═════ MATERIAL FOR THE TASK

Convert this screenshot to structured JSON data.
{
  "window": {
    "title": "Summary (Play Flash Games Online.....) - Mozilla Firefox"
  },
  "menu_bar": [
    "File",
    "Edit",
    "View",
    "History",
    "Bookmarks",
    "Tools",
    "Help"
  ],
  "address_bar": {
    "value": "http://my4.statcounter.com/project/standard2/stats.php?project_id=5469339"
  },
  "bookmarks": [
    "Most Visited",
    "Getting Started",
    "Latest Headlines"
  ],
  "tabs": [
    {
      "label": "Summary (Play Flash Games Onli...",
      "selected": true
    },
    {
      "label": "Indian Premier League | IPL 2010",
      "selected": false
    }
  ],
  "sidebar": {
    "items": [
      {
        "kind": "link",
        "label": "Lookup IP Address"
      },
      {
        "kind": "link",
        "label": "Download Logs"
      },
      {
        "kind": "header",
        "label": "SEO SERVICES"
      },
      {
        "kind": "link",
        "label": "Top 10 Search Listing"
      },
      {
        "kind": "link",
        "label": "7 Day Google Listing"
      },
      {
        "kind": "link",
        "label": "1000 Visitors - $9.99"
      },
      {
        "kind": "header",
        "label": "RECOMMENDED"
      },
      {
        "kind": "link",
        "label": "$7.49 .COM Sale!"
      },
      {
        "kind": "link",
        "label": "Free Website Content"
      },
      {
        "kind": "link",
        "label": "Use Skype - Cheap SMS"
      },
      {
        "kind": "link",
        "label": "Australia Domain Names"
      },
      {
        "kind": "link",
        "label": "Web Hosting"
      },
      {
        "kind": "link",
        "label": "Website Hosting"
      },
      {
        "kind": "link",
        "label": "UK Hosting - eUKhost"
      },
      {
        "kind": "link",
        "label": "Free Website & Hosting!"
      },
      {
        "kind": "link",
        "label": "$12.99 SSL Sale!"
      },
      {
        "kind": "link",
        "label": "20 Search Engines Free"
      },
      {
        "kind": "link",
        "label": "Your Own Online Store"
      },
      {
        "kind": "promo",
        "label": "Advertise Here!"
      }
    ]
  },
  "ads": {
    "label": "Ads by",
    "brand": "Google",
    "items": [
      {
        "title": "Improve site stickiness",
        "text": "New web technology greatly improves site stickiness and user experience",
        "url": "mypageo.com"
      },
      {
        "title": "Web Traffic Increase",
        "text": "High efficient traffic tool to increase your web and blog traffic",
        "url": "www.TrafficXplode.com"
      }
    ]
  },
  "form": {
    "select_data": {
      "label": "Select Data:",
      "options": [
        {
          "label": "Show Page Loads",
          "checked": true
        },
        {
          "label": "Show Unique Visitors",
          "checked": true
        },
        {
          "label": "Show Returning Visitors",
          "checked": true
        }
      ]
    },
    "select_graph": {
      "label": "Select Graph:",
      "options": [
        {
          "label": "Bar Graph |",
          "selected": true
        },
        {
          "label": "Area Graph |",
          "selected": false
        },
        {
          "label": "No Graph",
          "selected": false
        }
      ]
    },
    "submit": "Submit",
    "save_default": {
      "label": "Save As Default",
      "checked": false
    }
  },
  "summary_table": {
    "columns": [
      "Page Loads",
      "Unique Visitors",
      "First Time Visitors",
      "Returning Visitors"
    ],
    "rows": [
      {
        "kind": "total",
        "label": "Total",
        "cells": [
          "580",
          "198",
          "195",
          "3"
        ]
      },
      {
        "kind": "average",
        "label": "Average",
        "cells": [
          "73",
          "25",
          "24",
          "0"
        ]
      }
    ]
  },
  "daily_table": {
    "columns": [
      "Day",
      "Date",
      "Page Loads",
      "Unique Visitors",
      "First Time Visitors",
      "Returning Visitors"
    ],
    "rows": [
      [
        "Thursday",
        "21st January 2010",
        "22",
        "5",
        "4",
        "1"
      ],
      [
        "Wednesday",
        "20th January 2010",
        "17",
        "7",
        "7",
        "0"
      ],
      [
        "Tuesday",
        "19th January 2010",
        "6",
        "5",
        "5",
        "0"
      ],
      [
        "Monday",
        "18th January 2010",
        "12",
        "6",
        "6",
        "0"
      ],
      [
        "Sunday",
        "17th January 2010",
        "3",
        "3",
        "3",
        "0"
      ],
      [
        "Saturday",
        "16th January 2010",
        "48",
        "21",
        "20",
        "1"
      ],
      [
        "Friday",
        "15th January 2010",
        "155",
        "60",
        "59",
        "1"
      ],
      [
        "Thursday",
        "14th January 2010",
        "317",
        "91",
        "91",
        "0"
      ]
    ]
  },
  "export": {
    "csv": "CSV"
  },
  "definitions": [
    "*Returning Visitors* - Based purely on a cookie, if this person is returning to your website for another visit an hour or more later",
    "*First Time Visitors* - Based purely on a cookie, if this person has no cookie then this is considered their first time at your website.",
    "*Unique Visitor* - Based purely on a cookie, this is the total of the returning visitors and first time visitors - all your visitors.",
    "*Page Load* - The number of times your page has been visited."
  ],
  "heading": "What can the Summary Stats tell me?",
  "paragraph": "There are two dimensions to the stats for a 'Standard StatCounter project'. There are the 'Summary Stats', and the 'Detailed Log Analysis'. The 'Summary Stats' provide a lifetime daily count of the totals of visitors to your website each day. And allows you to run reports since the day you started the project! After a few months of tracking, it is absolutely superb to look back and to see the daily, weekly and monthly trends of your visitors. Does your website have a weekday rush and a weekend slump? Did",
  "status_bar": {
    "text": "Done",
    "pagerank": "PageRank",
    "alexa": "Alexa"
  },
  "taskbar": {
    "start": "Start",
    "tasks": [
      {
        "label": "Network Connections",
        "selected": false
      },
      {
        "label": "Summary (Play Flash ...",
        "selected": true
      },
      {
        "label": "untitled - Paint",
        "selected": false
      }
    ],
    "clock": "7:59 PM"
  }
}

══════════

> GIVEN REQUEST
Copy all the entries verbatim.

> THE COMPLETED TASK
Convert this screenshot to structured JSON data.
{
  "window": {
    "title": "Summary (Play Flash Games Online.....) - Mozilla Firefox"
  },
  "menu_bar": [
    "File",
    "Edit",
    "View",
    "History",
    "Bookmarks",
    "Tools",
    "Help"
  ],
  "address_bar": {
    "value": "http://my4.statcounter.com/project/standard2/stats.php?project_id=5469339"
  },
  "bookmarks": [
    "Most Visited",
    "Getting Started",
    "Latest Headlines"
  ],
  "tabs": [
    {
      "label": "Summary (Play Flash Games Onli...",
      "selected": true
    },
    {
      "label": "Indian Premier League | IPL 2010",
      "selected": false
    }
  ],
  "sidebar": {
    "items": [
      {
        "kind": "link",
        "label": "Lookup IP Address"
      },
      {
        "kind": "link",
        "label": "Download Logs"
      },
      {
        "kind": "header",
        "label": "SEO SERVICES"
      },
      {
        "kind": "link",
        "label": "Top 10 Search Listing"
      },
      {
        "kind": "link",
        "label": "7 Day Google Listing"
      },
      {
        "kind": "link",
        "label": "1000 Visitors - $9.99"
      },
      {
        "kind": "header",
        "label": "RECOMMENDED"
      },
      {
        "kind": "link",
        "label": "$7.49 .COM Sale!"
      },
      {
        "kind": "link",
        "label": "Free Website Content"
      },
      {
        "kind": "link",
        "label": "Use Skype - Cheap SMS"
      },
      {
        "kind": "link",
        "label": "Australia Domain Names"
      },
      {
        "kind": "link",
        "label": "Web Hosting"
      },
      {
        "kind": "link",
        "label": "Website Hosting"
      },
      {
        "kind": "link",
        "label": "UK Hosting - eUKhost"
      },
      {
        "kind": "link",
        "label": "Free Website & Hosting!"
      },
      {
        "kind": "link",
        "label": "$12.99 SSL Sale!"
      },
      {
        "kind": "link",
        "label": "20 Search Engines Free"
      },
      {
        "kind": "link",
        "label": "Your Own Online Store"
      },
      {
        "kind": "promo",
        "label": "Advertise Here!"
      }
    ]
  },
  "ads": {
    "label": "Ads by",
    "brand": "Google",
    "items": [
      {
        "title": "Improve site stickiness",
        "text": "New web technology greatly improves site stickiness and user experience",
        "url": "mypageo.com"
      },
      {
        "title": "Web Traffic Increase",
        "text": "High efficient traffic tool to increase your web and blog traffic",
        "url": "www.TrafficXplode.com"
      }
    ]
  },
  "form": {
    "select_data": {
      "label": "Select Data:",
      "options": [
        {
          "label": "Show Page Loads",
          "checked": true
        },
        {
          "label": "Show Unique Visitors",
          "checked": true
        },
        {
          "label": "Show Returning Visitors",
          "checked": true
        }
      ]
    },
    "select_graph": {
      "label": "Select Graph:",
      "options": [
        {
          "label": "Bar Graph |",
          "selected": true
        },
        {
          "label": "Area Graph |",
          "selected": false
        },
        {
          "label": "No Graph",
          "selected": false
        }
      ]
    },
    "submit": "Submit",
    "save_default": {
      "label": "Save As Default",
      "checked": false
    }
  },
  "summary_table": {
    "columns": [
      "Page Loads",
      "Unique Visitors",
      "First Time Visitors",
      "Returning Visitors"
    ],
    "rows": [
      {
        "kind": "total",
        "label": "Total",
        "cells": [
          "580",
          "198",
          "195",
          "3"
        ]
      },
      {
        "kind": "average",
        "label": "Average",
        "cells": [
          "73",
          "25",
          "24",
          "0"
        ]
      }
    ]
  },
  "daily_table": {
    "columns": [
      "Day",
      "Date",
      "Page Loads",
      "Unique Visitors",
      "First Time Visitors",
      "Returning Visitors"
    ],
    "rows": [
      [
        "Thursday",
        "21st January 2010",
        "22",
        "5",
        "4",
        "1"
      ],
      [
        "Wednesday",
        "20th January 2010",
        "17",
        "7",
        "7",
        "0"
      ],
      [
        "Tuesday",
        "19th January 2010",
        "6",
        "5",
        "5",
        "0"
      ],
      [
        "Monday",
        "18th January 2010",
        "12",
        "6",
        "6",
        "0"
      ],
      [
        "Sunday",
        "17th January 2010",
        "3",
        "3",
        "3",
        "0"
      ],
      [
        "Saturday",
        "16th January 2010",
        "48",
        "21",
        "20",
        "1"
      ],
      [
        "Friday",
        "15th January 2010",
        "155",
        "60",
        "59",
        "1"
      ],
      [
        "Thursday",
        "14th January 2010",
        "317",
        "91",
        "91",
        "0"
      ]
    ]
  },
  "export": {
    "csv": "CSV"
  },
  "definitions": [
    "*Returning Visitors* - Based purely on a cookie, if this person is returning to your website for another visit an hour or more later",
    "*First Time Visitors* - Based purely on a cookie, if this person has no cookie then this is considered their first time at your website.",
    "*Unique Visitor* - Based purely on a cookie, this is the total of the returning visitors and first time visitors - all your visitors.",
    "*Page Load* - The number of times your page has been visited."
  ],
  "heading": "What can the Summary Stats tell me?",
  "paragraph": "There are two dimensions to the stats for a 'Standard StatCounter project'. There are the 'Summary Stats', and the 'Detailed Log Analysis'. The 'Summary Stats' provide a lifetime daily count of the totals of visitors to your website each day. And allows you to run reports since the day you started the project! After a few months of tracking, it is absolutely superb to look back and to see the daily, weekly and monthly trends of your visitors. Does your website have a weekday rush and a weekend slump? Did",
  "status_bar": {
    "text": "Done",
    "pagerank": "PageRank",
    "alexa": "Alexa"
  },
  "taskbar": {
    "start": "Start",
    "tasks": [
      {
        "label": "Network Connections",
        "selected": false
      },
      {
        "label": "Summary (Play Flash ...",
        "selected": true
      },
      {
        "label": "untitled - Paint",
        "selected": false
      }
    ],
    "clock": "7:59 PM"
  }
}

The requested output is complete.